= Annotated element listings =
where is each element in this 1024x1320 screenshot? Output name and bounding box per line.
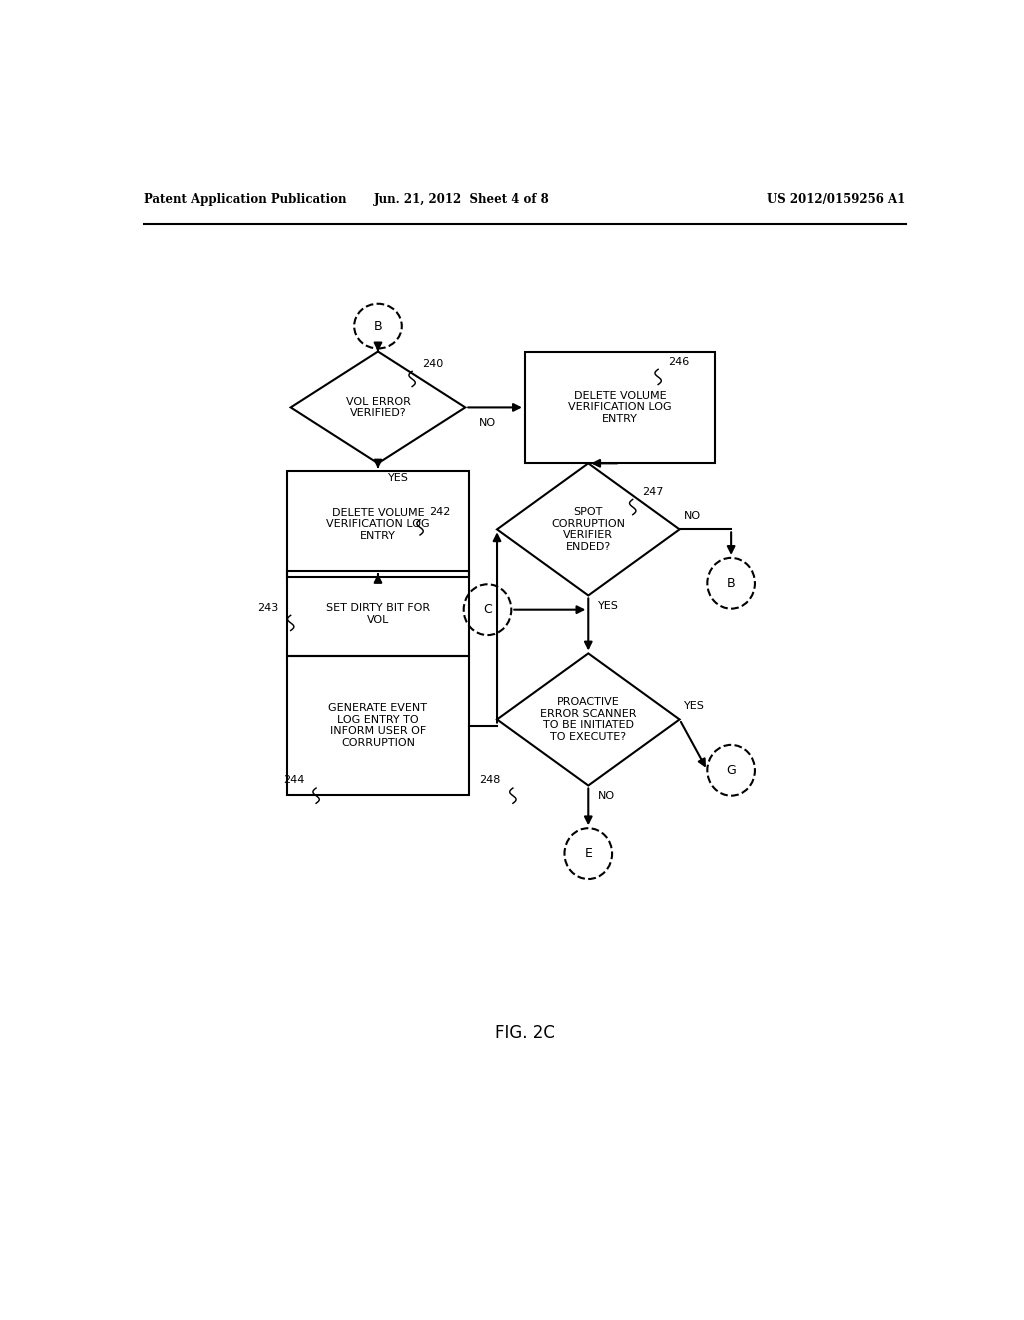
Text: NO: NO — [684, 511, 700, 521]
Text: US 2012/0159256 A1: US 2012/0159256 A1 — [767, 193, 905, 206]
Text: NO: NO — [598, 791, 615, 801]
Text: NO: NO — [478, 417, 496, 428]
Text: SET DIRTY BIT FOR
VOL: SET DIRTY BIT FOR VOL — [326, 603, 430, 624]
Text: 247: 247 — [642, 487, 664, 496]
Text: 240: 240 — [422, 359, 443, 368]
Text: YES: YES — [387, 474, 409, 483]
Text: SPOT
CORRUPTION
VERIFIER
ENDED?: SPOT CORRUPTION VERIFIER ENDED? — [551, 507, 626, 552]
Text: 246: 246 — [668, 356, 689, 367]
Text: 244: 244 — [283, 775, 304, 785]
Text: E: E — [585, 847, 592, 861]
Text: VOL ERROR
VERIFIED?: VOL ERROR VERIFIED? — [345, 396, 411, 418]
Text: PROACTIVE
ERROR SCANNER
TO BE INITIATED
TO EXECUTE?: PROACTIVE ERROR SCANNER TO BE INITIATED … — [540, 697, 637, 742]
Text: Jun. 21, 2012  Sheet 4 of 8: Jun. 21, 2012 Sheet 4 of 8 — [374, 193, 549, 206]
Bar — [524, 351, 715, 463]
Text: B: B — [727, 577, 735, 590]
Bar — [287, 656, 469, 795]
Text: 243: 243 — [257, 603, 279, 612]
Text: G: G — [726, 764, 736, 776]
Text: 248: 248 — [479, 775, 501, 785]
Text: C: C — [483, 603, 492, 616]
Text: YES: YES — [598, 601, 618, 611]
Text: B: B — [374, 319, 382, 333]
Text: YES: YES — [684, 701, 705, 711]
Text: 242: 242 — [430, 507, 451, 517]
Text: DELETE VOLUME
VERIFICATION LOG
ENTRY: DELETE VOLUME VERIFICATION LOG ENTRY — [327, 508, 430, 541]
Text: GENERATE EVENT
LOG ENTRY TO
INFORM USER OF
CORRUPTION: GENERATE EVENT LOG ENTRY TO INFORM USER … — [329, 704, 427, 748]
Bar — [287, 572, 469, 656]
Text: FIG. 2C: FIG. 2C — [495, 1023, 555, 1041]
Bar — [287, 471, 469, 577]
Text: DELETE VOLUME
VERIFICATION LOG
ENTRY: DELETE VOLUME VERIFICATION LOG ENTRY — [568, 391, 672, 424]
Text: Patent Application Publication: Patent Application Publication — [143, 193, 346, 206]
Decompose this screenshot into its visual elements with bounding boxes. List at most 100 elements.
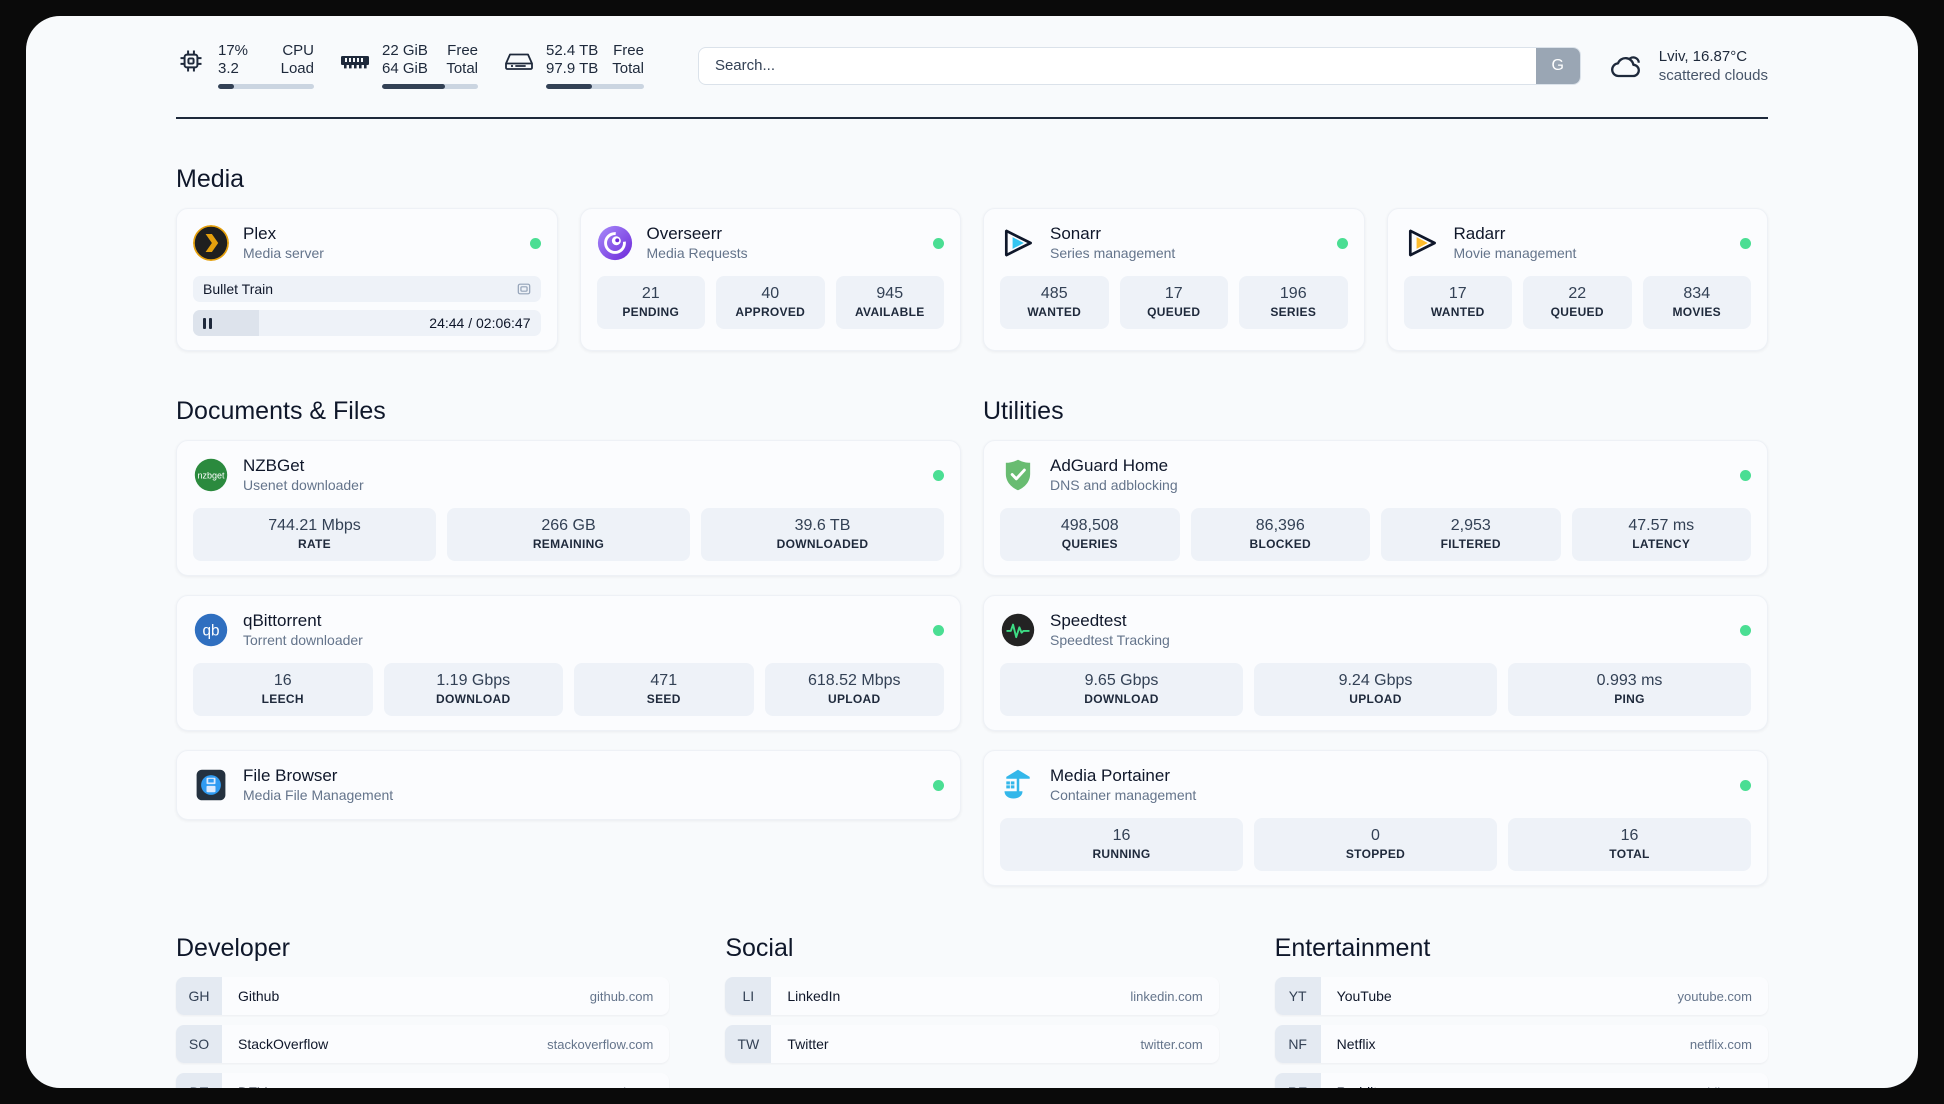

= Exercise instructions =
List each line in the entries above that contains the string "INITIATED", counting only matches with the same capitalization.

= Reply to the exercise =
TO BE INITIATED
TO EXECUTE?: PROACTIVE ERROR SCANNER TO BE INITIATED … — [540, 697, 637, 742]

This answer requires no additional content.